## Entries provided
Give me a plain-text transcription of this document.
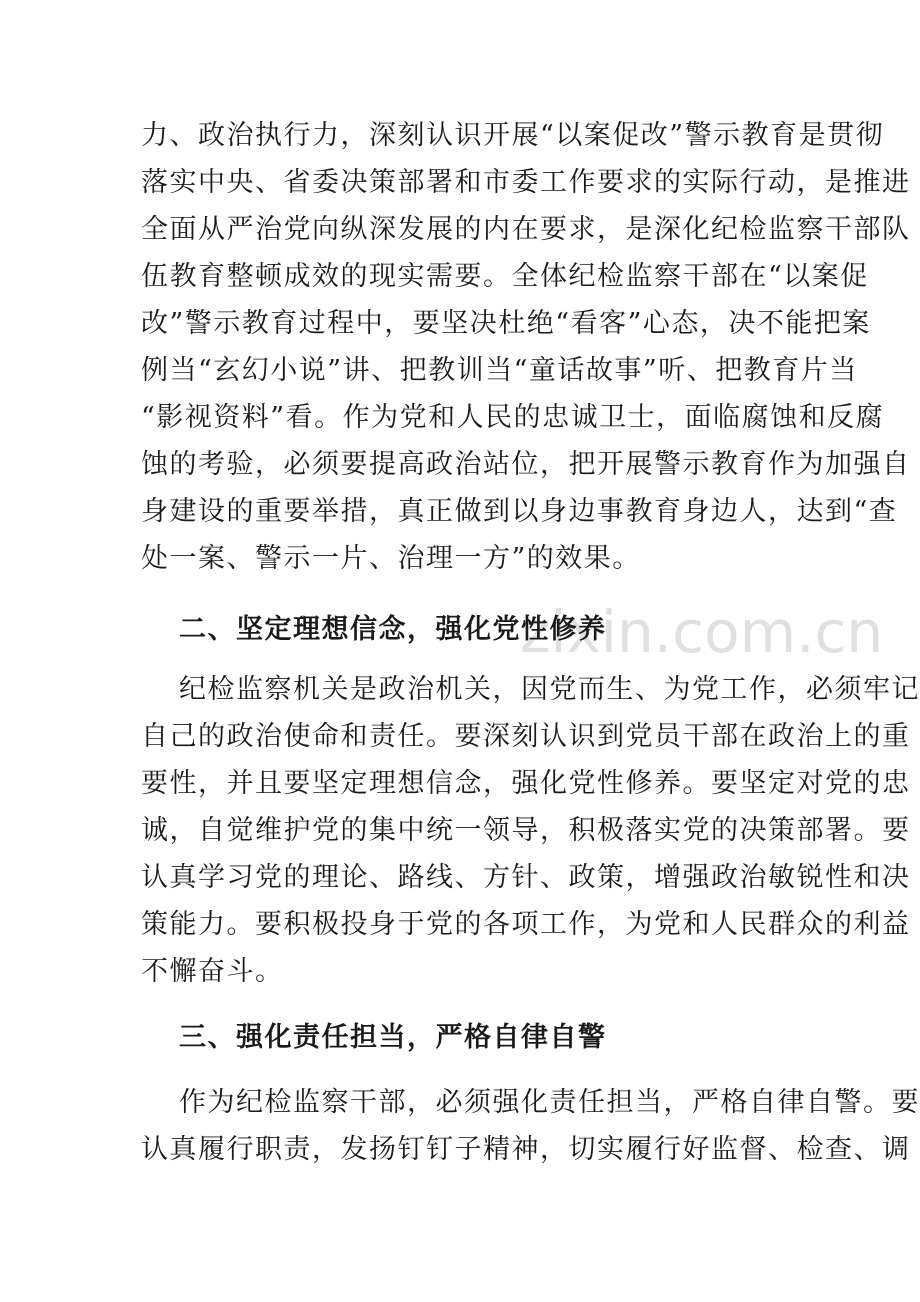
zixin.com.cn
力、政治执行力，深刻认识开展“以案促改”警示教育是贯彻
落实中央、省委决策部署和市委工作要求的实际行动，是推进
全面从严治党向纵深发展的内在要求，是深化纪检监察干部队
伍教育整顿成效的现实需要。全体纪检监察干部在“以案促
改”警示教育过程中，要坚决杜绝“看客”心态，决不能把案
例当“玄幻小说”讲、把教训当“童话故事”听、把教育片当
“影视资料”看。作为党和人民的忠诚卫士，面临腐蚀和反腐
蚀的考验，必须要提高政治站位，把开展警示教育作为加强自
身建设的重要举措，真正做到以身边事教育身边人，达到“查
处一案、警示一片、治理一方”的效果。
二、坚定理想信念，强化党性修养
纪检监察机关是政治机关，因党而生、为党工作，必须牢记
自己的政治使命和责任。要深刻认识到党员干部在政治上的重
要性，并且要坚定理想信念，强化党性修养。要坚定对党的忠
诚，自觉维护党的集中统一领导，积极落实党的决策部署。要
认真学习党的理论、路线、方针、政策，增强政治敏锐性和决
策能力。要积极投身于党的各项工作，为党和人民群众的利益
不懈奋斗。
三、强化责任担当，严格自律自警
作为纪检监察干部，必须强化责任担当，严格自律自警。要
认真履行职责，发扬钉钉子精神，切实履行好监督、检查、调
--
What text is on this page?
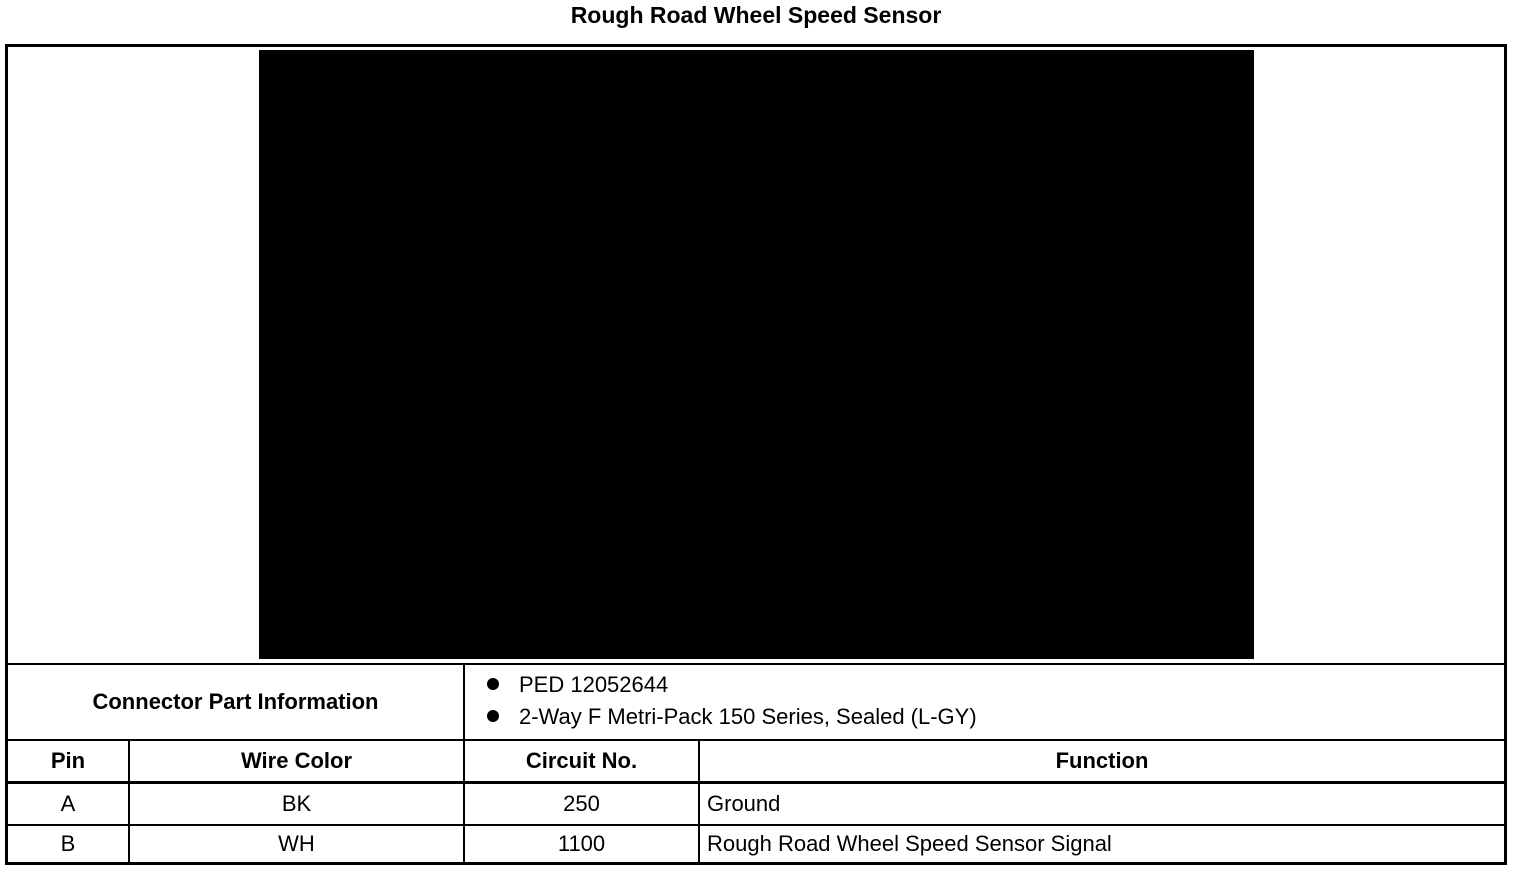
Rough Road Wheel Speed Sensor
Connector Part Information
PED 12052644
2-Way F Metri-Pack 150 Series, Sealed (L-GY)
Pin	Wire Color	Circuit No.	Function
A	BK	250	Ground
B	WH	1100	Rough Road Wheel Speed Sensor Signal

## Problem statement
In the records, locate each line holding the string "强化党性修养" and copy it.

## Response for this exercise
二、坚定理想信念，强化党性修养
要性，并且要坚定理想信念，强化党性修养。要坚定对党的忠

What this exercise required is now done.